▶ _Records to use_:
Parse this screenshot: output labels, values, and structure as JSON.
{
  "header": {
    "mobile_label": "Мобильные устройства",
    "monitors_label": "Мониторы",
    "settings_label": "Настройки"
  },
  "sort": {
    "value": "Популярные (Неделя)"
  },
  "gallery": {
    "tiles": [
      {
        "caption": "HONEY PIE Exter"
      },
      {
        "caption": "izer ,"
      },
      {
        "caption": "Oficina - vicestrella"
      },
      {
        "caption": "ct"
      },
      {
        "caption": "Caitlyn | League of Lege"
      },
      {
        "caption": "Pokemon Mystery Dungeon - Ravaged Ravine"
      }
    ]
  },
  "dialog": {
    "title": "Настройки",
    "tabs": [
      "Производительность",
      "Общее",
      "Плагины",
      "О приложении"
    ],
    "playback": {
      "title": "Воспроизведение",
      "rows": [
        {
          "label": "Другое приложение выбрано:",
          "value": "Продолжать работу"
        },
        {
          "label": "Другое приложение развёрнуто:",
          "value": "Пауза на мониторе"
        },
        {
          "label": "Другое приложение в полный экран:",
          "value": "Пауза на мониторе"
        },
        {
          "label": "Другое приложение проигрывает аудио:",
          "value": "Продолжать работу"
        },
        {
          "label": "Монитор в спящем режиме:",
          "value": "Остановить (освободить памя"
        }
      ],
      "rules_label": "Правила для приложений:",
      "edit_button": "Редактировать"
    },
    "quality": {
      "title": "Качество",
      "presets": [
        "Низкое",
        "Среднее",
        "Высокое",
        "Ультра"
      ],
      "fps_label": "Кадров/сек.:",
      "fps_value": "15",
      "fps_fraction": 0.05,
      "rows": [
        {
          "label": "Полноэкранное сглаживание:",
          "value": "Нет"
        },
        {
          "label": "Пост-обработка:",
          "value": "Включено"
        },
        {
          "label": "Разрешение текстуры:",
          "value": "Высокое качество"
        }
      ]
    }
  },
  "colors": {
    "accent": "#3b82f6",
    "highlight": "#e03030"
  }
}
---
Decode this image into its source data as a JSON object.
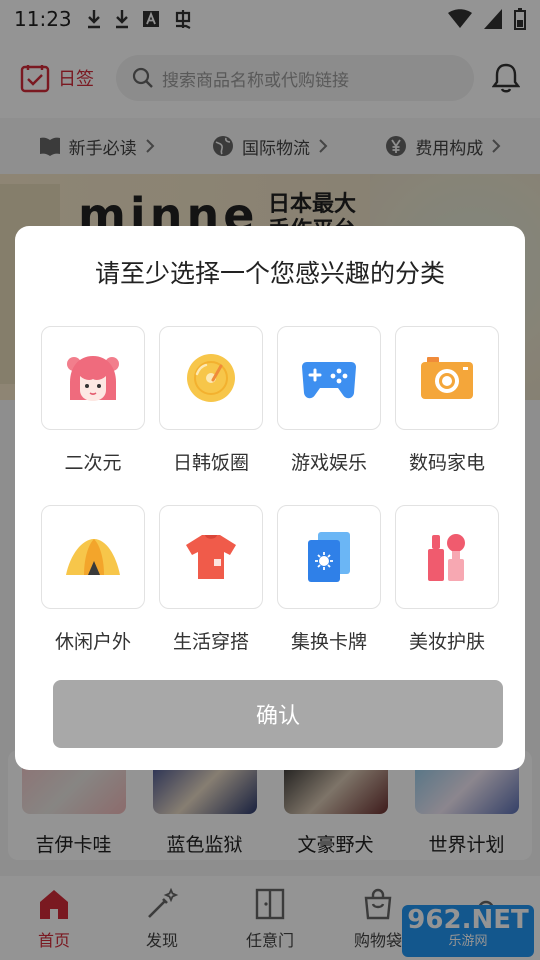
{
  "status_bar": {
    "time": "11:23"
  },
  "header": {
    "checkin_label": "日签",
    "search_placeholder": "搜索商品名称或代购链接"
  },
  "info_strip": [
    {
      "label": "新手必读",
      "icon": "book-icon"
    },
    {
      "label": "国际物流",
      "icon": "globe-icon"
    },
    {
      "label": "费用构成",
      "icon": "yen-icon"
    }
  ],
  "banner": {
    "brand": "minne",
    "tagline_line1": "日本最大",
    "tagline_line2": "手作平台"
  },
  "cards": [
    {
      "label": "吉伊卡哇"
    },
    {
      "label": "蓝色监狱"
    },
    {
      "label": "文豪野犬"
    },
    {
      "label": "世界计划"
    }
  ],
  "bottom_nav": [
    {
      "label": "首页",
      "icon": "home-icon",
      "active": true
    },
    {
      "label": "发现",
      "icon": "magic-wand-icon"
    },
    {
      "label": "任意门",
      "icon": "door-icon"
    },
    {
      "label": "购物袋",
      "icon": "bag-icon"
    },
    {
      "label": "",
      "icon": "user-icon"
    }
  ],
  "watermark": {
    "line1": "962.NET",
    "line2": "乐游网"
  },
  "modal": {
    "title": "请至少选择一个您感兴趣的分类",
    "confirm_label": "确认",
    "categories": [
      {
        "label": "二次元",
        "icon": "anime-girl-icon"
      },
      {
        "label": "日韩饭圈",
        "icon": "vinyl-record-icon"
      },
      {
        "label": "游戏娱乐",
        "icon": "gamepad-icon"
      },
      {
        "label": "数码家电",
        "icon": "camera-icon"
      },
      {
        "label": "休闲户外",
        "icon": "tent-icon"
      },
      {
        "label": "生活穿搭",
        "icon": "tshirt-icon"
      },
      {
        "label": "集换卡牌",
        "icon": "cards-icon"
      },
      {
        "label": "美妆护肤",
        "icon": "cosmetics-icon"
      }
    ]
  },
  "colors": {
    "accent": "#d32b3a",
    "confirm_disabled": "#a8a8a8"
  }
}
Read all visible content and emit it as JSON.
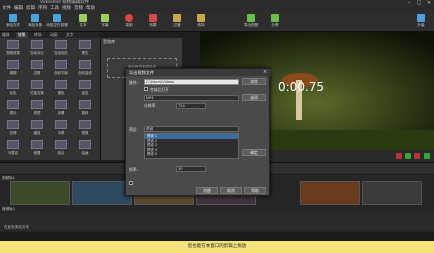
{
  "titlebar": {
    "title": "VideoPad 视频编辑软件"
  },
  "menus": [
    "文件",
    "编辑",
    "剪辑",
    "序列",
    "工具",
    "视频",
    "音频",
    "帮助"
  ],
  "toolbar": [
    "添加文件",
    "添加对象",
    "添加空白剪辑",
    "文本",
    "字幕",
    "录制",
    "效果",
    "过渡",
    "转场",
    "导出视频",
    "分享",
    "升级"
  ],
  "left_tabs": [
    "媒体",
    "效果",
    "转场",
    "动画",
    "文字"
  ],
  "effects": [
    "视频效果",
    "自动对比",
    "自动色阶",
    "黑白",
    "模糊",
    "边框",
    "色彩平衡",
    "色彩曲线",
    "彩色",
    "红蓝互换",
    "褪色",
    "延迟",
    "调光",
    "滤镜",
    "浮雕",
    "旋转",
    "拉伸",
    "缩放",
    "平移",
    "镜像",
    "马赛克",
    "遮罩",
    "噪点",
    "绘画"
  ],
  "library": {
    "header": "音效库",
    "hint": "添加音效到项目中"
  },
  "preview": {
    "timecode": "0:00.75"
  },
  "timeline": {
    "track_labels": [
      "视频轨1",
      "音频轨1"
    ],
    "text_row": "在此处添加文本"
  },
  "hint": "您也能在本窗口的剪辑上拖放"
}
--
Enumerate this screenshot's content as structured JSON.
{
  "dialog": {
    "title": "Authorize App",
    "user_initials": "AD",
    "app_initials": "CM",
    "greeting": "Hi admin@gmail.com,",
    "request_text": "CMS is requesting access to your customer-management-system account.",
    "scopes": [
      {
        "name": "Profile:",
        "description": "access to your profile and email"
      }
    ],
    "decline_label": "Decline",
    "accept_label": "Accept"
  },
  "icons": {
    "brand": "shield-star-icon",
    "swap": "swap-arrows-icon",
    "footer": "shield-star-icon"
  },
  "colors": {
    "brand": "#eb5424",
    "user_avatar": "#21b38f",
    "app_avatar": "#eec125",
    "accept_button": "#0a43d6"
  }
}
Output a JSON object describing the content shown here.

▶ _What to do_: Take exactly the lines from the one containing "Enumerate this screenshot's" through the one containing "Output a JSON" in the data above, and output them with nothing added.

▶ _Result of this exercise_:
Enumerate this screenshot's content as structured JSON.
{
  "dialog": {
    "title": "Authorize App",
    "user_initials": "AD",
    "app_initials": "CM",
    "greeting": "Hi admin@gmail.com,",
    "request_text": "CMS is requesting access to your customer-management-system account.",
    "scopes": [
      {
        "name": "Profile:",
        "description": "access to your profile and email"
      }
    ],
    "decline_label": "Decline",
    "accept_label": "Accept"
  },
  "icons": {
    "brand": "shield-star-icon",
    "swap": "swap-arrows-icon",
    "footer": "shield-star-icon"
  },
  "colors": {
    "brand": "#eb5424",
    "user_avatar": "#21b38f",
    "app_avatar": "#eec125",
    "accept_button": "#0a43d6"
  }
}
Output a JSON object describing the content shown here.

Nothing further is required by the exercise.